YOUR TASK =
Scan the following material for the string "structured" and copy each line in which it appears.

### GIVEN RECORDS

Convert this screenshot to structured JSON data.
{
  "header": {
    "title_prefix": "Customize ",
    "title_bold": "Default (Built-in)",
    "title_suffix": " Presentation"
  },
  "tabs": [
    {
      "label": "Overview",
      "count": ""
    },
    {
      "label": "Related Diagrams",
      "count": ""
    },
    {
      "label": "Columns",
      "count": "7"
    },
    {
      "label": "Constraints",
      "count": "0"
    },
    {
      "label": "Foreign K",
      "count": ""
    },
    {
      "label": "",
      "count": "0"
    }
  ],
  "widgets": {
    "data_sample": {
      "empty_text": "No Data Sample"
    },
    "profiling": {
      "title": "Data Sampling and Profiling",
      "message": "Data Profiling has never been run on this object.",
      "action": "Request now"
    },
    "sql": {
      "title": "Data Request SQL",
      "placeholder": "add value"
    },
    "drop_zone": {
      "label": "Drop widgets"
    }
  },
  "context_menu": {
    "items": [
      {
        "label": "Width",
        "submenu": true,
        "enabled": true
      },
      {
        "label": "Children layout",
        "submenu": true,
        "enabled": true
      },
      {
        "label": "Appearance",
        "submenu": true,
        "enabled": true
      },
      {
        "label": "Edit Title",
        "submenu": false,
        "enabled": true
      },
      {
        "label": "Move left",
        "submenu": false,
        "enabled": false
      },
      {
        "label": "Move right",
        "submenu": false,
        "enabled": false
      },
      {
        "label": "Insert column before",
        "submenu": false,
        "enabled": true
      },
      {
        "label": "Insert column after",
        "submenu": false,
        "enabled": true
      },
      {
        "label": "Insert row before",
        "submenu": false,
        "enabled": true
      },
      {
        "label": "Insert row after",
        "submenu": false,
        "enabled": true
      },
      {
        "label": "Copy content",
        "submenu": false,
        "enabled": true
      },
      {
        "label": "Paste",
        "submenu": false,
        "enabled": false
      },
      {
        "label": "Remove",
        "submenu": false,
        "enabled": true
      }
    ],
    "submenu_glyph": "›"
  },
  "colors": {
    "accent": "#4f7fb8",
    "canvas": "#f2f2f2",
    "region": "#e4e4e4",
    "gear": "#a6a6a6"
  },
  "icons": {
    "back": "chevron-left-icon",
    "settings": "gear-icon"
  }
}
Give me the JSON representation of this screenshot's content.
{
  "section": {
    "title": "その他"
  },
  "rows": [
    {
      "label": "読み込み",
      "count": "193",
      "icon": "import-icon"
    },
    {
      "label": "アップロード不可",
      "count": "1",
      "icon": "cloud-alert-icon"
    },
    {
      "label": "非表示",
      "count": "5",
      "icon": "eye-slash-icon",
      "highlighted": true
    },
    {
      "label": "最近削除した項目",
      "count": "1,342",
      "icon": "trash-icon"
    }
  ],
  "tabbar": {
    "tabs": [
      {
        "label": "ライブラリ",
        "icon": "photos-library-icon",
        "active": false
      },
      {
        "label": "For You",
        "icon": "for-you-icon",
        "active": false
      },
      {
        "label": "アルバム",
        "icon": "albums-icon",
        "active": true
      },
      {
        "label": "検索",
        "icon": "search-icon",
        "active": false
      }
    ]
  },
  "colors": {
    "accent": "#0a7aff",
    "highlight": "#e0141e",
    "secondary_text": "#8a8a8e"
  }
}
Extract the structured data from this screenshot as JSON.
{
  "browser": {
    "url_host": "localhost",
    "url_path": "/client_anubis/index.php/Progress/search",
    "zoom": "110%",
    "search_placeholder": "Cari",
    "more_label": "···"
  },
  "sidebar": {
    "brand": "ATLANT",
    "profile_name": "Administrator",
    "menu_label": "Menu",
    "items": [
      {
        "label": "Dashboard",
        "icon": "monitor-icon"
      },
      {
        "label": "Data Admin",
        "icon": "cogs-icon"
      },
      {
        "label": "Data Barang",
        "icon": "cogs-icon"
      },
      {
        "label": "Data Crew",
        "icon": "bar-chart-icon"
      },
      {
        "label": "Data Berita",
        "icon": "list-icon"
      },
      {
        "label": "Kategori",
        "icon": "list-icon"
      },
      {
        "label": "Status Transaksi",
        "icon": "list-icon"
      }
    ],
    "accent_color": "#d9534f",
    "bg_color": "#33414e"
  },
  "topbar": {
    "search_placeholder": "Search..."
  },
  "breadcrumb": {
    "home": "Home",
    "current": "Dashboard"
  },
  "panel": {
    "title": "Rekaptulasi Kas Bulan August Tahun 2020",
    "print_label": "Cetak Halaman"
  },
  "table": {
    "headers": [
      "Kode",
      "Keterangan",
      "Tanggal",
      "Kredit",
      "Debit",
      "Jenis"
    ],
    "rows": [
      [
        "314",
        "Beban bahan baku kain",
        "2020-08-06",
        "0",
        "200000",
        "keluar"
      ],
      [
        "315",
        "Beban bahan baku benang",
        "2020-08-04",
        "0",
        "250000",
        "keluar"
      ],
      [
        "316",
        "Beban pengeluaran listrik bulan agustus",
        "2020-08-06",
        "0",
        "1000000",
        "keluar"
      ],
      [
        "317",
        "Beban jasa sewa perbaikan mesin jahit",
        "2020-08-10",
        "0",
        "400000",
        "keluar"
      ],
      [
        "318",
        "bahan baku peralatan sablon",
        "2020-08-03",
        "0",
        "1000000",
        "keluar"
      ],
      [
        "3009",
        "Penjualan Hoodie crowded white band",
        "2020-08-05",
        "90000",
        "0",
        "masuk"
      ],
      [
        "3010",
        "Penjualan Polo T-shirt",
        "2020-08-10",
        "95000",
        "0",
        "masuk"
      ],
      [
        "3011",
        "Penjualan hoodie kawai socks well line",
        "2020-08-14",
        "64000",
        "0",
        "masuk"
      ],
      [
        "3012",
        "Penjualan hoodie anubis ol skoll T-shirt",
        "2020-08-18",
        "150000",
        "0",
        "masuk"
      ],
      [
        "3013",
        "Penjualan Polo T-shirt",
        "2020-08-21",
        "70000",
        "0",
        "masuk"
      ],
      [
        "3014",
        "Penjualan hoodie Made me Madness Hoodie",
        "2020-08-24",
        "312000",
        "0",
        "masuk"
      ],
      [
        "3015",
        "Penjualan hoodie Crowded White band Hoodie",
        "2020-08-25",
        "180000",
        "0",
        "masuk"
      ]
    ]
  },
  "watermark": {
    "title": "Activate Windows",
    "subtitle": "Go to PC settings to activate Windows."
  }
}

######

ANSWER =
Convert this screenshot to structured JSON data.
Extract the structured data from this screenshot as JSON.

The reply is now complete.